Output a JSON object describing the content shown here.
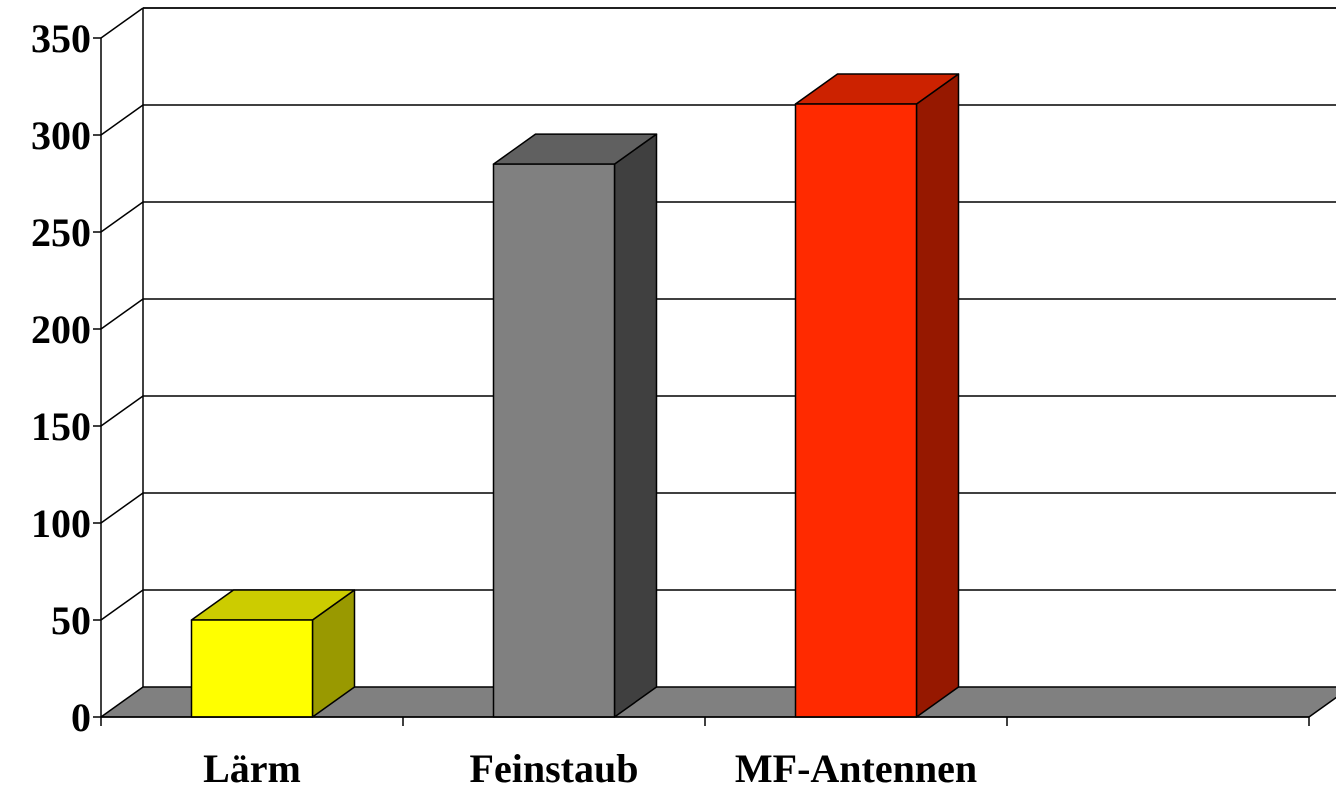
{
  "chart_data": {
    "type": "bar",
    "style": "3d-column",
    "categories": [
      "Lärm",
      "Feinstaub",
      "MF-Antennen",
      ""
    ],
    "values": [
      50,
      285,
      316,
      null
    ],
    "ylim": [
      0,
      350
    ],
    "yticks": [
      0,
      50,
      100,
      150,
      200,
      250,
      300,
      350
    ],
    "grid": true,
    "title": "",
    "xlabel": "",
    "ylabel": "",
    "colors": {
      "bars": [
        {
          "front": "#FFFF00",
          "top": "#CCCC00",
          "side": "#999900"
        },
        {
          "front": "#808080",
          "top": "#606060",
          "side": "#404040"
        },
        {
          "front": "#FF2A00",
          "top": "#CC2200",
          "side": "#961800"
        }
      ],
      "floor": "#808080",
      "background": "#FFFFFF"
    }
  }
}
______________________________
• What is asked:
All of the material above needs to be restated exactly, with no pictures.

• Solved problem:
Output a JSON object describing the content shown here.
{
  "chart_data": {
    "type": "bar",
    "style": "3d-column",
    "categories": [
      "Lärm",
      "Feinstaub",
      "MF-Antennen",
      ""
    ],
    "values": [
      50,
      285,
      316,
      null
    ],
    "ylim": [
      0,
      350
    ],
    "yticks": [
      0,
      50,
      100,
      150,
      200,
      250,
      300,
      350
    ],
    "grid": true,
    "title": "",
    "xlabel": "",
    "ylabel": "",
    "colors": {
      "bars": [
        {
          "front": "#FFFF00",
          "top": "#CCCC00",
          "side": "#999900"
        },
        {
          "front": "#808080",
          "top": "#606060",
          "side": "#404040"
        },
        {
          "front": "#FF2A00",
          "top": "#CC2200",
          "side": "#961800"
        }
      ],
      "floor": "#808080",
      "background": "#FFFFFF"
    }
  }
}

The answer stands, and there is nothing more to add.